PROBLEM DESCRIPTION: From the entries below, count every line that contains the word "يرجع". Please give the number and nothing else.

MATERIALS PROVIDED:
## Begin
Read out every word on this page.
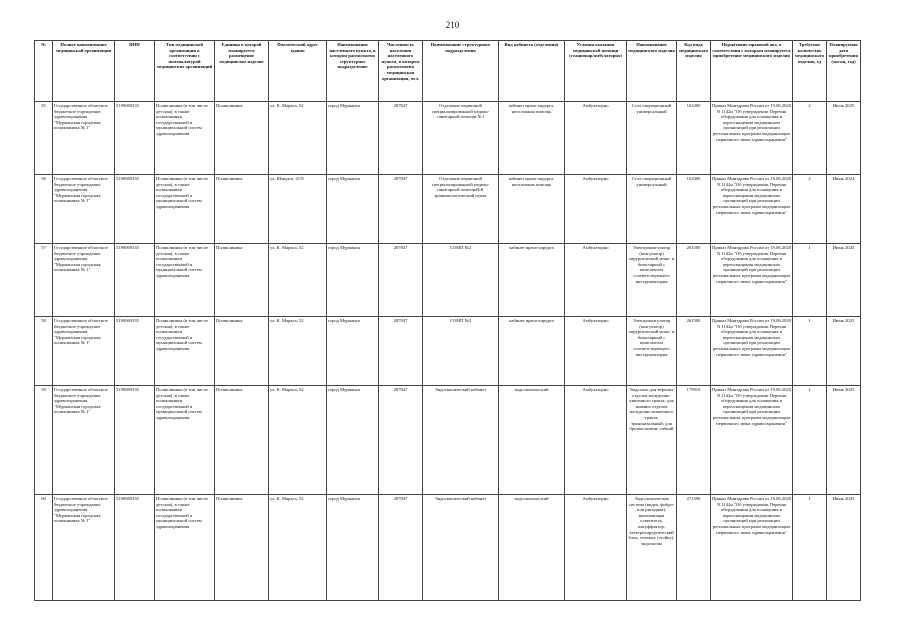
210
№	Полное наименование медицинской организации	ИНН	Тип медицинской организации в соответствии с номенклатурой медицинских организаций	Единица в которой планируется размещение медицинское изделие	Фактический адрес здания	Наименование населенного пункта, в котором расположено структурное подразделение	Численность населения населенного пункта, в котором расположена медицинская организация, чел.	Наименование структурного подразделения	Вид кабинета (отделения)	Условия оказания медицинской помощи (стационар/амбулаторно)	Наименование медицинского изделия	Код вида медицинского изделия	Нормативно-правовой акт, в соответствии с которым планируется приобретение медицинского изделия	Требуемое количество медицинского изделия, ед	Планируемая дата приобретения (месяц, год)
55	Государственное областное бюджетное учреждение здравоохранения "Мурманская городская поликлиника № 1"	5190069335	Поликлиника (в том числе детская), в также поликлиники государственной и муниципальной систем здравоохранения	Поликлиника	ул. К. Маркса, 52	город Мурманск	287847	Отделение первичной специализированной медико-санитарной помощи №1	кабинет врача-хирурга, неотложная помощь	Амбулаторно	Стол операционный универсальный	162400	Приказ Минздрава России от 19.06.2020 N 1142н "Об утверждении Перечня оборудования для оснащения и переоснащения медицинских организаций при реализации региональных программ модернизации первичного звена здравоохранения"	2	Июль 2025
56	Государственное областное бюджетное учреждение здравоохранения "Мурманская городская поликлиника № 1"	5190069335	Поликлиника (в том числе детская), в также поликлиники государственной и муниципальной систем здравоохранения	Поликлиника	ул. Шмидта, 41/9	город Мурманск	287847	Отделение первичной специализированной медико-санитарной помощи№8, травматологический пункт	кабинет врача-хирурга, неотложная помощь	Амбулаторно	Стол операционный универсальный	162400	Приказ Минздрава России от 19.06.2020 N 1142н "Об утверждении Перечня оборудования для оснащения и переоснащения медицинских организаций при реализации региональных программ модернизации первичного звена здравоохранения"	2	Июнь 2024
57	Государственное областное бюджетное учреждение здравоохранения "Мурманская городская поликлиника № 1"	5190069335	Поликлиника (в том числе детская), в также поликлиники государственной и муниципальной систем здравоохранения	Поликлиника	ул. К. Маркса, 52	город Мурманск	287847	СОМП №2	кабинет врача-хирурга	Амбулаторно	Электрокоагулятор (коагулятор) хирургический моно- и биполярный с комплектом соответствующего инструментария	261500	Приказ Минздрава России от 19.06.2020 N 1142н "Об утверждении Перечня оборудования для оснащения и переоснащения медицинских организаций при реализации региональных программ модернизации первичного звена здравоохранения"	1	Июнь 2025
58	Государственное областное бюджетное учреждение здравоохранения "Мурманская городская поликлиника № 1"	5190069335	Поликлиника (в том числе детская), в также поликлиники государственной и муниципальной систем здравоохранения	Поликлиника	ул. К. Маркса, 52	город Мурманск	287847	СОМП №2	кабинет врача-хирурга	Амбулаторно	Электрокоагулятор (коагулятор) хирургический моно- и биполярный с комплектом соответствующего инструментария	261500	Приказ Минздрава России от 19.06.2020 N 1142н "Об утверждении Перечня оборудования для оснащения и переоснащения медицинских организаций при реализации региональных программ модернизации первичного звена здравоохранения"	1	Июнь 2025
59	Государственное областное бюджетное учреждение здравоохранения "Мурманская городская поликлиника № 1"	5190069335	Поликлиника (в том числе детская), в также поликлиники государственной и муниципальной систем здравоохранения	Поликлиника	ул. К. Маркса, 52	город Мурманск	287847	Эндоскопический кабинет	эндоскопический	Амбулаторно	Эндоскоп для верхних отделов желудочно-кишечного тракта; для нижних отделов желудочно-кишечного тракта; трансназальный; для бронхоскопии; гибкий	179910	Приказ Минздрава России от 19.06.2020 N 1142н "Об утверждении Перечня оборудования для оснащения и переоснащения медицинских организаций при реализации региональных программ модернизации первичного звена здравоохранения"	1	Июнь 2025
60	Государственное областное бюджетное учреждение здравоохранения "Мурманская городская поликлиника № 1"	5190069335	Поликлиника (в том числе детская), в также поликлиники государственной и муниципальной систем здравоохранения	Поликлиника	ул. К. Маркса, 52	город Мурманск	287847	Эндоскопический кабинет	эндоскопический	Амбулаторно	Эндоскопическая система (видео, фибро- или ригидная), включающая осветитель, инсуффлятор, электрохирургический блок, тележку (стойку), эндоскопы	271590	Приказ Минздрава России от 19.06.2020 N 1142н "Об утверждении Перечня оборудования для оснащения и переоснащения медицинских организаций при реализации региональных программ модернизации первичного звена здравоохранения"	1	Июнь 2025
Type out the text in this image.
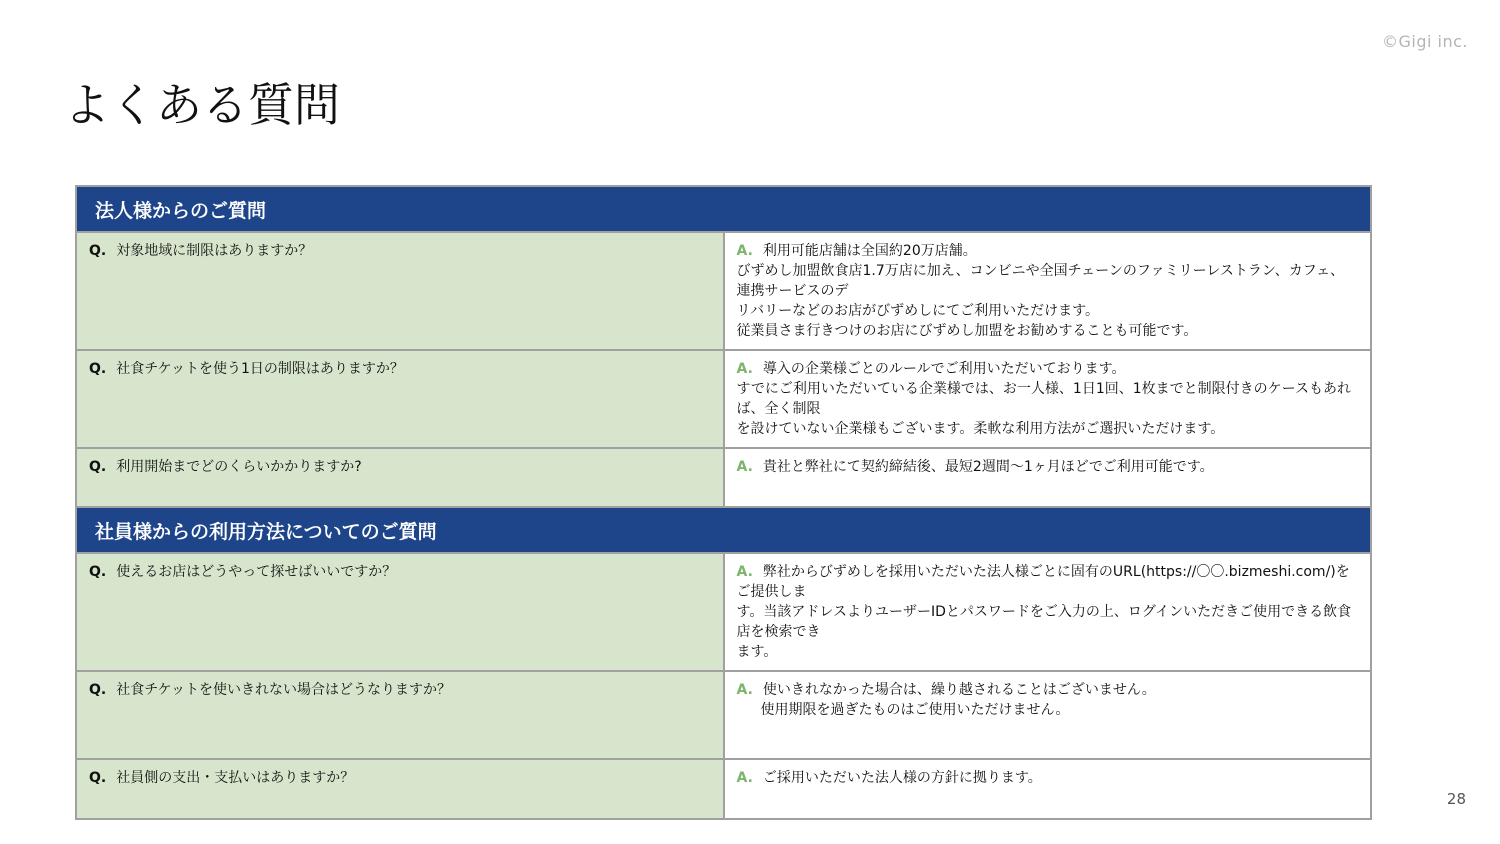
©Gigi inc.
よくある質問
法人様からのご質問	
Q. 対象地域に制限はありますか？	A. 利用可能店舗は全国約20万店舗。
びずめし加盟飲食店1.7万店に加え、コンビニや全国チェーンのファミリーレストラン、カフェ、連携サービスのデ
リバリーなどのお店がびずめしにてご利用いただけます。
従業員さま行きつけのお店にびずめし加盟をお勧めすることも可能です。

Q. 社食チケットを使う1日の制限はありますか？	A. 導入の企業様ごとのルールでご利用いただいております。
すでにご利用いただいている企業様では、お一人様、1日1回、1枚までと制限付きのケースもあれば、全く制限
を設けていない企業様もございます。柔軟な利用方法がご選択いただけます。

Q. 利用開始までどのくらいかかりますか?	A. 貴社と弊社にて契約締結後、最短2週間～1ヶ月ほどでご利用可能です。
社員様からの利用方法についてのご質問	
Q. 使えるお店はどうやって探せばいいですか？	A. 弊社からびずめしを採用いただいた法人様ごとに固有のURL(https://〇〇.bizmeshi.com/)をご提供しま
す。当該アドレスよりユーザーIDとパスワードをご入力の上、ログインいただきご使用できる飲食店を検索でき
ます。

Q. 社食チケットを使いきれない場合はどうなりますか？	A. 使いきれなかった場合は、繰り越されることはございません。
使用期限を過ぎたものはご使用いただけません。

Q. 社員側の支出・支払いはありますか？	A. ご採用いただいた法人様の方針に拠ります。
28
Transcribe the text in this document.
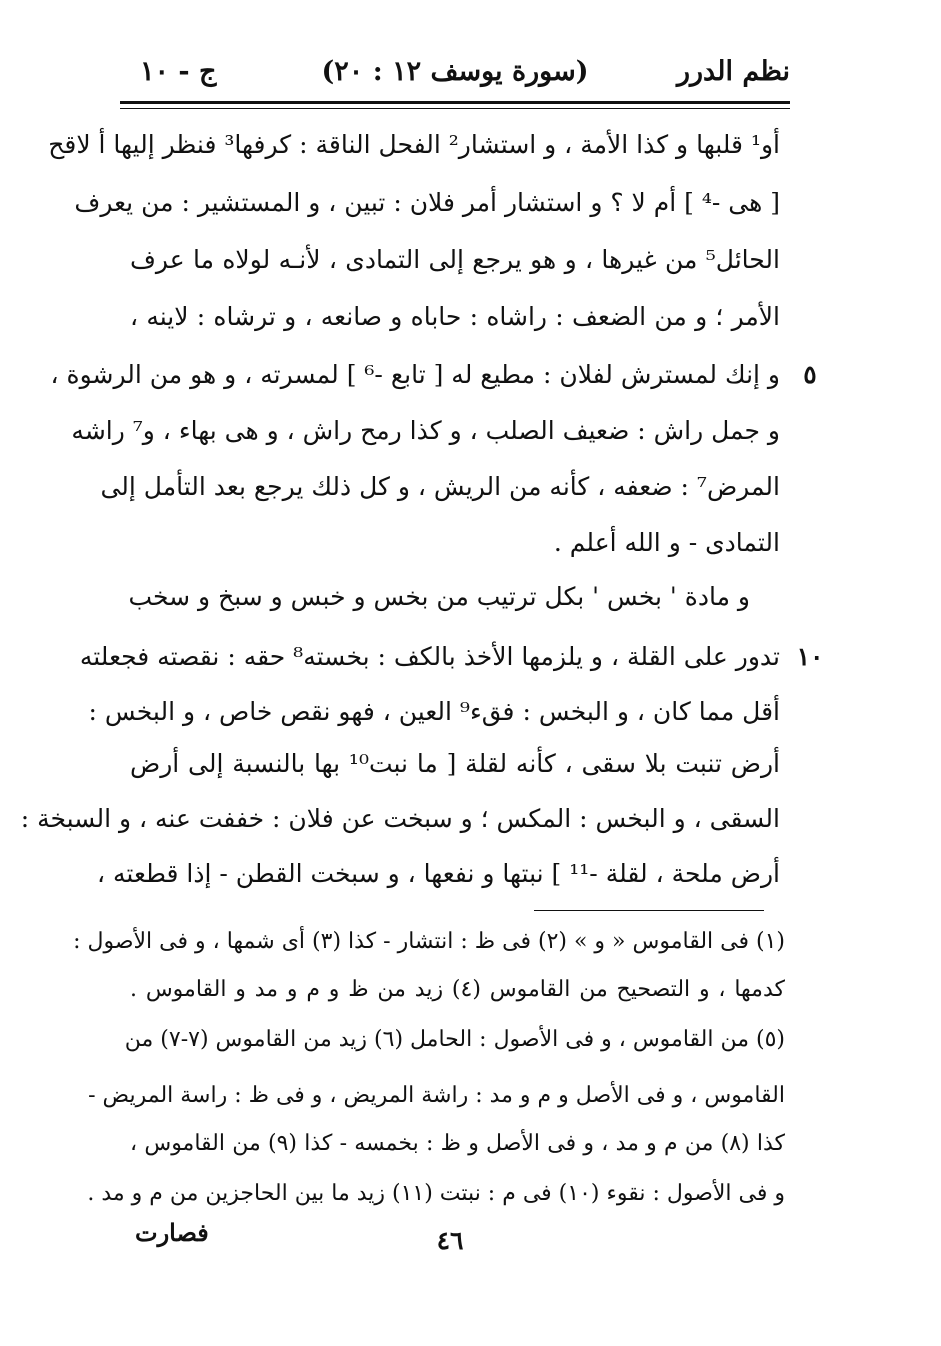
نظم الدرر
(سورة يوسف ١٢ : ٢٠)
ج - ١٠
أو¹ قلبها و كذا الأمة ، و استشار² الفحل الناقة : كرفها³ فنظر إليها أ لاقح
[ هى -⁴ ] أم لا ؟ و استشار أمر فلان : تبين ، و المستشير : من يعرف
الحائل⁵ من غيرها ، و هو يرجع إلى التمادى ، لأنـه لولاه ما عرف
الأمر ؛ و من الضعف : راشاه : حاباه و صانعه ، و ترشاه : لاينه ،
٥
و إنك لمسترش لفلان : مطيع له [ تابع -⁶ ] لمسرته ، و هو من الرشوة ،
و جمل راش : ضعيف الصلب ، و كذا رمح راش ، و هى بهاء ، و⁷ راشه
المرض⁷ : ضعفه ، كأنه من الريش ، و كل ذلك يرجع بعد التأمل إلى
التمادى - و الله أعلم .
و مادة ' بخس ' بكل ترتيب من بخس و خبس و سبخ و سخب
١٠
تدور على القلة ، و يلزمها الأخذ بالكف : بخسته⁸ حقه : نقصته فجعلته
أقل مما كان ، و البخس : فقء⁹ العين ، فهو نقص خاص ، و البخس :
أرض تنبت بلا سقى ، كأنه لقلة [ ما نبت¹⁰ بها بالنسبة إلى أرض
السقى ، و البخس : المكس ؛ و سبخت عن فلان : خففت عنه ، و السبخة :
أرض ملحة ، لقلة -¹¹ ] نبتها و نفعها ، و سبخت القطن - إذا قطعته ،
(١) فى القاموس « و » (٢) فى ظ : انتشار - كذا (٣) أى شمها ، و فى الأصول :
كدمها ، و التصحيح من القاموس (٤) زيد من ظ و م و مد و القاموس .
(٥) من القاموس ، و فى الأصول : الحامل (٦) زيد من القاموس (٧-٧) من
القاموس ، و فى الأصل و م و مد : راشة المريض ، و فى ظ : راسة المريض -
كذا (٨) من م و مد ، و فى الأصل و ظ : بخمسه - كذا (٩) من القاموس ،
و فى الأصول : نقوء (١٠) فى م : نبتت (١١) زيد ما بين الحاجزين من م و مد .
فصارت	٤٦
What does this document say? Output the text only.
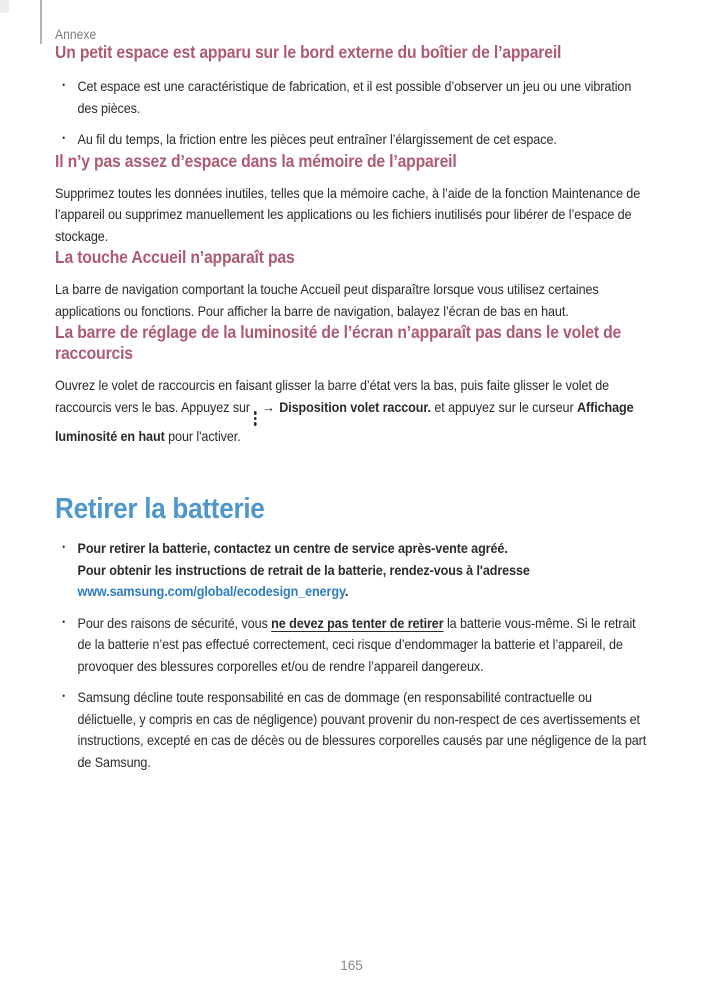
Annexe
Un petit espace est apparu sur le bord externe du boîtier de l’appareil
• Cet espace est une caractéristique de fabrication, et il est possible d’observer un jeu ou une vibration des pièces.
• Au fil du temps, la friction entre les pièces peut entraîner l’élargissement de cet espace.
Il n’y pas assez d’espace dans la mémoire de l’appareil

Supprimez toutes les données inutiles, telles que la mémoire cache, à l’aide de la fonction Maintenance de l’appareil ou supprimez manuellement les applications ou les fichiers inutilisés pour libérer de l’espace de stockage.

La touche Accueil n’apparaît pas

La barre de navigation comportant la touche Accueil peut disparaître lorsque vous utilisez certaines applications ou fonctions. Pour afficher la barre de navigation, balayez l’écran de bas en haut.

La barre de réglage de la luminosité de l’écran n’apparaît pas dans le volet de raccourcis

Ouvrez le volet de raccourcis en faisant glisser la barre d’état vers la bas, puis faite glisser le volet de raccourcis vers le bas. Appuyez sur → Disposition volet raccour. et appuyez sur le curseur Affichage luminosité en haut pour l'activer.

Retirer la batterie
• Pour retirer la batterie, contactez un centre de service après-vente agréé.
Pour obtenir les instructions de retrait de la batterie, rendez-vous à l'adresse
www.samsung.com/global/ecodesign_energy.
• Pour des raisons de sécurité, vous ne devez pas tenter de retirer la batterie vous-même. Si le retrait de la batterie n’est pas effectué correctement, ceci risque d’endommager la batterie et l’appareil, de provoquer des blessures corporelles et/ou de rendre l’appareil dangereux.
• Samsung décline toute responsabilité en cas de dommage (en responsabilité contractuelle ou délictuelle, y compris en cas de négligence) pouvant provenir du non-respect de ces avertissements et instructions, excepté en cas de décès ou de blessures corporelles causés par une négligence de la part de Samsung.
165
## End
SOLVED PROBLEM: 2